* PASSAGE FOR REVIEW *

[Start of Attachment]

Although I didn’t double-check this, I suspect this book began its life as a dissertation or thesis. It’s short; the analysis is neatly bifurcated; the uptake (applying two frameworks to the same case is generative) isn’t particularly surprising. Yet I think it’s also useful for understanding how a piecemeal approach runs into the institutional wall of secondary education. If you’re interested in dual frameworks, secondary education, or educational change, definitely take a look.


Reading :: Making Christ present in China

Making Christ present in China: Actor-network theory and the anthropology of Christianity By Michel Chambon

In this ethnography, Michel Chambon examines churches in the Yanping District — state-licensed and underground; Catholic, Protestant, and three-self — to understand how Chinese Christians take up Christianity and translate it in their practice. 


The book is substantial, but not exactly in my field of expertise. So I’ll only say a few things about it.

[End of Attachment]

* PROVIDED MATERIAL *
[Start of Attachment]

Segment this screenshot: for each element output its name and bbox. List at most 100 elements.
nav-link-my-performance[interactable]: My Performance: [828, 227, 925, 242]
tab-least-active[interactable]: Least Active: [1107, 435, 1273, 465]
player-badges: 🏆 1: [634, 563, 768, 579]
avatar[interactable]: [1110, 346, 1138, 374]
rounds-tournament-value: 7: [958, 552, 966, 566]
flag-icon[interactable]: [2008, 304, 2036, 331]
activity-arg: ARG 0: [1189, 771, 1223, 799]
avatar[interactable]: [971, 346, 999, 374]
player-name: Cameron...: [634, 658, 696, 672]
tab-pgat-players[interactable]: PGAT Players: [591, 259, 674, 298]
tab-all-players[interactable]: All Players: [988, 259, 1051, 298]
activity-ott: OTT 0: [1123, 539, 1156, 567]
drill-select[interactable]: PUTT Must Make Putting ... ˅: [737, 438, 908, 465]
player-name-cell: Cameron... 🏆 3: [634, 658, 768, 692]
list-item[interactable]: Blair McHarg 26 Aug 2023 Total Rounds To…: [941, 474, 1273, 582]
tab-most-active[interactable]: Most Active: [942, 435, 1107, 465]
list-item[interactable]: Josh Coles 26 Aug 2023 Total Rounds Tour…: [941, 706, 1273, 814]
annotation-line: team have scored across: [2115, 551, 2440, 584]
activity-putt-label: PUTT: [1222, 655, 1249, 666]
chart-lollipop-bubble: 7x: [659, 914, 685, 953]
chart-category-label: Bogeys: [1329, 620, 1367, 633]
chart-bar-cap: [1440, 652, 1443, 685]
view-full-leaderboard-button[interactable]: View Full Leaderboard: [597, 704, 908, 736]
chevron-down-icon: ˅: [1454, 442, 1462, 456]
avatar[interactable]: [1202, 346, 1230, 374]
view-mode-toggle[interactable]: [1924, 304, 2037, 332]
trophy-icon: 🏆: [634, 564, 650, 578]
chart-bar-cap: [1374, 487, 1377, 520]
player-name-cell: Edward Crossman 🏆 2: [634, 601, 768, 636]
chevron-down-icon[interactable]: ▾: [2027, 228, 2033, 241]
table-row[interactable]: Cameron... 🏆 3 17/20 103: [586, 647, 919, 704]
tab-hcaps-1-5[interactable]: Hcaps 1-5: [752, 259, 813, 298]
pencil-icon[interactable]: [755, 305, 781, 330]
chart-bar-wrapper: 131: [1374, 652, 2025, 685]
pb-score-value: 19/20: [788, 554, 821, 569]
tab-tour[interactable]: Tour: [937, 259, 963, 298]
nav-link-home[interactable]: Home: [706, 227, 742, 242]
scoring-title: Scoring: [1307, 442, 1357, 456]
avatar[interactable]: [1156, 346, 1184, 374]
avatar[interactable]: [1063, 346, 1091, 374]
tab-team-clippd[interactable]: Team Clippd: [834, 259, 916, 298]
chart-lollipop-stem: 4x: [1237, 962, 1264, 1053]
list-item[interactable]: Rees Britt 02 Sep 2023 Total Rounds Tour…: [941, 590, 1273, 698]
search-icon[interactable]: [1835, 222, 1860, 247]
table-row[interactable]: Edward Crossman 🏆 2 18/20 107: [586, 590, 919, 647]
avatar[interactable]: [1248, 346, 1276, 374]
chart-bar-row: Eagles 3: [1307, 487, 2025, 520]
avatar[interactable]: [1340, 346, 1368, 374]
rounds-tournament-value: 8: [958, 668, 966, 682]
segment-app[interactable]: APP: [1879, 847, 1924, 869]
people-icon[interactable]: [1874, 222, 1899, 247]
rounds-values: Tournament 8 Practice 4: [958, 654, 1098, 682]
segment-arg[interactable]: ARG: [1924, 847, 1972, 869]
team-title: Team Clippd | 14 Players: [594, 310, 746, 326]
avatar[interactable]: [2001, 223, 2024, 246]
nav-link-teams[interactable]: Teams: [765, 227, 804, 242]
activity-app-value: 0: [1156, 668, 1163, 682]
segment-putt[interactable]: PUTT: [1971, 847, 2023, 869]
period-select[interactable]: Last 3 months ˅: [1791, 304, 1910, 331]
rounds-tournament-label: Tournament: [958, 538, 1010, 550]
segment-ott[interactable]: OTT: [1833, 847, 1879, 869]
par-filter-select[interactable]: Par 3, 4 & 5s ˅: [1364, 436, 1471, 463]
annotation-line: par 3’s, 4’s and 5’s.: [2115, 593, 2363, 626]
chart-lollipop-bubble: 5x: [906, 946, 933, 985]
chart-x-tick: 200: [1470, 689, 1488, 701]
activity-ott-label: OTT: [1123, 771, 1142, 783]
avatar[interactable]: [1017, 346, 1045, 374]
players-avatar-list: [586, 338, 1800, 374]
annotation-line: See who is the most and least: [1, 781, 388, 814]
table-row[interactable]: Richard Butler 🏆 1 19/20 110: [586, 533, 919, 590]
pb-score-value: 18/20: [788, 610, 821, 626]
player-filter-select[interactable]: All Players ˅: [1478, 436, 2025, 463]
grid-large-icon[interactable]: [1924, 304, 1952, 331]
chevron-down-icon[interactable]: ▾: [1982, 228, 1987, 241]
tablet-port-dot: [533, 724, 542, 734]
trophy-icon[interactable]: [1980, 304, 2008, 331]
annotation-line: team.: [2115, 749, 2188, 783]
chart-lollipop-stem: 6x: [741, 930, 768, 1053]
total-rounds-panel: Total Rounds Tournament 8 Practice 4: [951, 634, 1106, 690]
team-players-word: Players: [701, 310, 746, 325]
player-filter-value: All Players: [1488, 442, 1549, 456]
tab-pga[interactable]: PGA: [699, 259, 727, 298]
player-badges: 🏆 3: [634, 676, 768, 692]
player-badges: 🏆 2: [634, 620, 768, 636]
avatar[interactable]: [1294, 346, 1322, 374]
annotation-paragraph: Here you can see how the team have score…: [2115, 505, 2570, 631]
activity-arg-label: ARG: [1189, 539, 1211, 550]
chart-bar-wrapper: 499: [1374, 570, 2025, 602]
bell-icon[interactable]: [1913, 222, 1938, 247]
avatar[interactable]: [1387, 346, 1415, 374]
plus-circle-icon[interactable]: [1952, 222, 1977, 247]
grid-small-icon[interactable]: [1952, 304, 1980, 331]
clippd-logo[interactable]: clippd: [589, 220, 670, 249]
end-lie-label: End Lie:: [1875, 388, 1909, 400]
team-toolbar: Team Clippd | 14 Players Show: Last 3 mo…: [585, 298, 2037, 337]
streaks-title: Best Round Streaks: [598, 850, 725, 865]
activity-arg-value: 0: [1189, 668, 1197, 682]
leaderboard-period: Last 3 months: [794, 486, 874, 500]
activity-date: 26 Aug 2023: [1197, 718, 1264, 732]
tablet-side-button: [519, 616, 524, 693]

[End of Attachment]

* LIST OF TASKS *
1/ Rewrite the book review from "In this ethnography, Michel" to "in their practice.", changing "churches" to "congregations".
2/ According to the book review, in which district does Michel Chambon study churches?
3/ Continue the book review on Christianity in China, picking up after its last sentence.
The entries come from a different source than the book review.

* RESULTS IN ORDER *
1/
In this ethnography, Michel Chambon examines congregations in the Yanping District — state-licensed and underground; Catholic, Protestant, and three-self — to understand how Chinese Christians take up Christianity and translate it in their practice.

2/ The Yanping District.

3/
First, although Christians encourage us to understand Christianity as an underlying truth, it’s also common knowledge that Christianity is adapted to the environment that hosts it. For instance, most of us know that Easter is celebrated with iconography emphasizing Christ’s resurrection, but also symbols of fertility (eggs, rabbits). Catholic holidays are littered with this casual synchretism. Although Christianity has been applied to colonize non-Christian countries, those countries also reinterpret Christianity in terms of their own cultures and beliefs. Chambon provides more evidence for this fact. Interestingly, he points out that Thanksgiving — a specifically American and not necessarily religious holiday — has been taken up by Chinese believers as a Christian holiday and linked with Chinese customs that predate it. This uptake apparently came from South Korea, where US troops brought it during the war. And it is so broadly accepted that the people Chambon interviewed were surprised to hear that it wasn’t celebrated by Christians worldwide.


Second, Chambon also examines the uptake of symbols. One mildly surprising symbol was the piano, which churchgoers took to be the quintessential Christian instrument — so much so that they couldn’t imagine a church without it. They could imagine a church without a cross, but not without a piano. 


Although I enjoyed this discussion, I was not convinced that actor-network theory was a necessary part of the analysis. I also didn’t think the book was especially dense — honestly, I think it could have been much shorter.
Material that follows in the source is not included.